Across the entries below, how many lines contain the word "this"? Give the number alone.
>> Start Exercise input
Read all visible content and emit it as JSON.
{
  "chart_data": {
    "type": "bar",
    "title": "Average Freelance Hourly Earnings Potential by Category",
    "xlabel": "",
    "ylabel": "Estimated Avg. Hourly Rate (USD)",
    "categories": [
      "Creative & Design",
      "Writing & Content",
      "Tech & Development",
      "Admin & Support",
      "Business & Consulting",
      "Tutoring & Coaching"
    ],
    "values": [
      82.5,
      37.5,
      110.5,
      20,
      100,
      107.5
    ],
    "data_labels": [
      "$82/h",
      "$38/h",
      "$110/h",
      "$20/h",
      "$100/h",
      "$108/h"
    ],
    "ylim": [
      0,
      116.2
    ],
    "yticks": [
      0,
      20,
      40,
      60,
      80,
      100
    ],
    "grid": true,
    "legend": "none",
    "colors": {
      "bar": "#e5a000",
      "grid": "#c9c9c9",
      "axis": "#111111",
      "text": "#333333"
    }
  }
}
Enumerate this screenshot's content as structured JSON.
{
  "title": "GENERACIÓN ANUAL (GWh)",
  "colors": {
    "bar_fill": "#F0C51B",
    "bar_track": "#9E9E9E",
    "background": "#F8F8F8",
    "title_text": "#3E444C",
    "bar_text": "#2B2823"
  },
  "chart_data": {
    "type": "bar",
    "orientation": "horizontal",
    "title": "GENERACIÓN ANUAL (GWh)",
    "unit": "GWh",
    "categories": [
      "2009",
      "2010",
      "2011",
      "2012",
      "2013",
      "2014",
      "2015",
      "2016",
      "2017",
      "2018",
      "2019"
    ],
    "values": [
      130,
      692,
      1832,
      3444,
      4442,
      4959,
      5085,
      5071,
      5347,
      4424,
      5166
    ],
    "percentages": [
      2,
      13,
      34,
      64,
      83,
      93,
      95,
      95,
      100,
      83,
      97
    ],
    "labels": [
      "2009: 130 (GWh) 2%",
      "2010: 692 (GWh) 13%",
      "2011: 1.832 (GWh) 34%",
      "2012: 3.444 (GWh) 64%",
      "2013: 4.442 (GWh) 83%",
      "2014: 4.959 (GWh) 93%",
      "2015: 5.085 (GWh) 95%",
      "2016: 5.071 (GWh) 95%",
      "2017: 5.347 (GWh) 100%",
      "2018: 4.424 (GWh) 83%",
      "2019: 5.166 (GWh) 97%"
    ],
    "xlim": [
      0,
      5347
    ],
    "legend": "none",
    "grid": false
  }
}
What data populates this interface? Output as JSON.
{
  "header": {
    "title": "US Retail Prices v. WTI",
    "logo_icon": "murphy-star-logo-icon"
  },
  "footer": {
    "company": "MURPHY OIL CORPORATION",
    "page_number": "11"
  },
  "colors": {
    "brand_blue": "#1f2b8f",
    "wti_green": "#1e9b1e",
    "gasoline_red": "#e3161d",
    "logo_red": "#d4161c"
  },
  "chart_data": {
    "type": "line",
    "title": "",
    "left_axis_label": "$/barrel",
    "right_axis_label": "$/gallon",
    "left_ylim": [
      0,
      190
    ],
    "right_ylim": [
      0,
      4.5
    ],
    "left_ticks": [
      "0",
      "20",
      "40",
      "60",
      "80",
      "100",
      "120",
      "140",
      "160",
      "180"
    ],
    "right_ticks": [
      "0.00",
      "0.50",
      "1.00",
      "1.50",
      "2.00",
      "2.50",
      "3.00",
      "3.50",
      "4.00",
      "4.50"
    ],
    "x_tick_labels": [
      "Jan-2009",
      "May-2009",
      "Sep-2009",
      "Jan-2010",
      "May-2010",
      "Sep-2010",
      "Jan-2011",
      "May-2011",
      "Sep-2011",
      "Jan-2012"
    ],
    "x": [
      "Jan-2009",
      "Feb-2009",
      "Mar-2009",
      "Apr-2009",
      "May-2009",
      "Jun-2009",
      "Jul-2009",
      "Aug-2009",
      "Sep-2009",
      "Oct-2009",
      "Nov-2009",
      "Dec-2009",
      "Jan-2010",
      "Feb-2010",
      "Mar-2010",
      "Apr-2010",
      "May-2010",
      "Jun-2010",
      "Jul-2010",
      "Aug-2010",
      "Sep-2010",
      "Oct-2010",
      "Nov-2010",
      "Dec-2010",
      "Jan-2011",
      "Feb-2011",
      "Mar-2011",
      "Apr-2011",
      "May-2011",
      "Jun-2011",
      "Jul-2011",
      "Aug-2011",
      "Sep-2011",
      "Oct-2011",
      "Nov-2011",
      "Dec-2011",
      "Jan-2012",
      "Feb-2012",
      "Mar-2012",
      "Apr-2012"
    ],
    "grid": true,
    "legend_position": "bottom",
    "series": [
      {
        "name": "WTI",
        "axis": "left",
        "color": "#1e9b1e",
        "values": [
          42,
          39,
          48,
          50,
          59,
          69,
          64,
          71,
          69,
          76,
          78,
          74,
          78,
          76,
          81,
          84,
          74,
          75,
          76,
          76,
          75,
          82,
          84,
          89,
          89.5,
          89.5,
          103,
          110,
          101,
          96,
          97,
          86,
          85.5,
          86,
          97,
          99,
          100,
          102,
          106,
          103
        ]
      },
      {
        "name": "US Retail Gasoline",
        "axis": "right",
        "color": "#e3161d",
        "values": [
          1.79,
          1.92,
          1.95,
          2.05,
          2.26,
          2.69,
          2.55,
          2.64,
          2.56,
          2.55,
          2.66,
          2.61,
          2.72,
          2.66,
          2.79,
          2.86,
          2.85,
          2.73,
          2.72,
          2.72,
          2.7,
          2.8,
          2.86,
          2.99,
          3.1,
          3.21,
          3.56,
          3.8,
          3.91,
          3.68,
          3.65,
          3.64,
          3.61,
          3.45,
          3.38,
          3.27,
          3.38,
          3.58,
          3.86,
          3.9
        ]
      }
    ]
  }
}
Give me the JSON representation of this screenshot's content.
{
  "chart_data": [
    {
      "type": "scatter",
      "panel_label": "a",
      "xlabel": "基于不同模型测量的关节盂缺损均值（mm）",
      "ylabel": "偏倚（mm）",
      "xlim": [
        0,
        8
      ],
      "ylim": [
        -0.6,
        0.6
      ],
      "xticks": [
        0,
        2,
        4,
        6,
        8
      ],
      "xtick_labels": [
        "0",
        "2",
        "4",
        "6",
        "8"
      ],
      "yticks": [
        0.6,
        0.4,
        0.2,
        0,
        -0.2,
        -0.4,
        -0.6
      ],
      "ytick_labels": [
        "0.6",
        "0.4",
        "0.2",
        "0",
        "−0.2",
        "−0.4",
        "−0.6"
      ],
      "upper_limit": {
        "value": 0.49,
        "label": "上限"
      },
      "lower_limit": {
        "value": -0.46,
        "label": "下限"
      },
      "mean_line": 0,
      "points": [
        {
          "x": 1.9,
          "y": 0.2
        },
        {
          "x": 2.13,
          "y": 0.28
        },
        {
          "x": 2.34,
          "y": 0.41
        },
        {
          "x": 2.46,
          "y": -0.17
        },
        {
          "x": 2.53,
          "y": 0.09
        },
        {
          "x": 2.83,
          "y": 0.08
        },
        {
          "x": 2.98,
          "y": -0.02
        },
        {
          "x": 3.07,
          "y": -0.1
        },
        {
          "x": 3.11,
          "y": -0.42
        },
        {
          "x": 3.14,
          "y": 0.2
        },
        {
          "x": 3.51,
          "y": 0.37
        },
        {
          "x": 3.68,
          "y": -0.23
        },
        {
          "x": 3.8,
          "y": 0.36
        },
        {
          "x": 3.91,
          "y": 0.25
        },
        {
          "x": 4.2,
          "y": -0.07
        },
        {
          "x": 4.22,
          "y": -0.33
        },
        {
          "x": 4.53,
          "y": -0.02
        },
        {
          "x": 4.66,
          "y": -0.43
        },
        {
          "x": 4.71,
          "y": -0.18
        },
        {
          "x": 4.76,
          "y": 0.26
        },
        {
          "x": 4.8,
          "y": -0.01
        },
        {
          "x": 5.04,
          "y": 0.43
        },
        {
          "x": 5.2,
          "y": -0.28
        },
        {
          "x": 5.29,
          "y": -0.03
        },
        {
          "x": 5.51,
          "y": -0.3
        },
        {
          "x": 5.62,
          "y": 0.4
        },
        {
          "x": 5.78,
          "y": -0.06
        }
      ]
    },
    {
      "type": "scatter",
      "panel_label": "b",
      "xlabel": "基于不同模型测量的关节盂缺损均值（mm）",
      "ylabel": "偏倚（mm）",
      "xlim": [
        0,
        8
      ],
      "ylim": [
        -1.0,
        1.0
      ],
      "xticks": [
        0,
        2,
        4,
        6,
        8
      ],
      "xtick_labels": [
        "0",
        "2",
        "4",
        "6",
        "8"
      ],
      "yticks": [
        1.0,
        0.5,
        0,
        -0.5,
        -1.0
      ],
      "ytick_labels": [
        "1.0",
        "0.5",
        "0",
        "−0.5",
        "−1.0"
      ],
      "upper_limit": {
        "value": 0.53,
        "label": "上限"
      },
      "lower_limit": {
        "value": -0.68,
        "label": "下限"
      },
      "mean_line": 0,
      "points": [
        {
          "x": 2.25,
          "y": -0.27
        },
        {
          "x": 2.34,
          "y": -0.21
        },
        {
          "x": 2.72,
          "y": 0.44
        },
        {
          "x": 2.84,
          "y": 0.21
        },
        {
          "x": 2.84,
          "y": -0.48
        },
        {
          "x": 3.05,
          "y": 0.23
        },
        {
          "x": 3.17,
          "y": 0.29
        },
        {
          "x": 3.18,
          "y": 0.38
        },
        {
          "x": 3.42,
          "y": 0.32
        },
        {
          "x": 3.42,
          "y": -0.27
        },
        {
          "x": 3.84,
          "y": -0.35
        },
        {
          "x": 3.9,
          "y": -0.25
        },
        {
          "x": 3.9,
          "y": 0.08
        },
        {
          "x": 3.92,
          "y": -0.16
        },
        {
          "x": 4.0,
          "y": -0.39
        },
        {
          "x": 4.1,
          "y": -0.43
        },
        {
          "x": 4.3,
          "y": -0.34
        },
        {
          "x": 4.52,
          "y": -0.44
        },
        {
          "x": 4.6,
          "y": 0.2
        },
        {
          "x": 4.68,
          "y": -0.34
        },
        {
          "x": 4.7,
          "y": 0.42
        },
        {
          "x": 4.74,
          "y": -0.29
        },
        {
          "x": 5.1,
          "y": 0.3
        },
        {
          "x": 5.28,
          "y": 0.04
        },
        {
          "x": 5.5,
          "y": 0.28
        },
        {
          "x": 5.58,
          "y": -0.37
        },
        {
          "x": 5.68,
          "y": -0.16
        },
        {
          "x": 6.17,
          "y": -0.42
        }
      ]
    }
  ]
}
>> End Exercise input
▸ **Problem solution**
3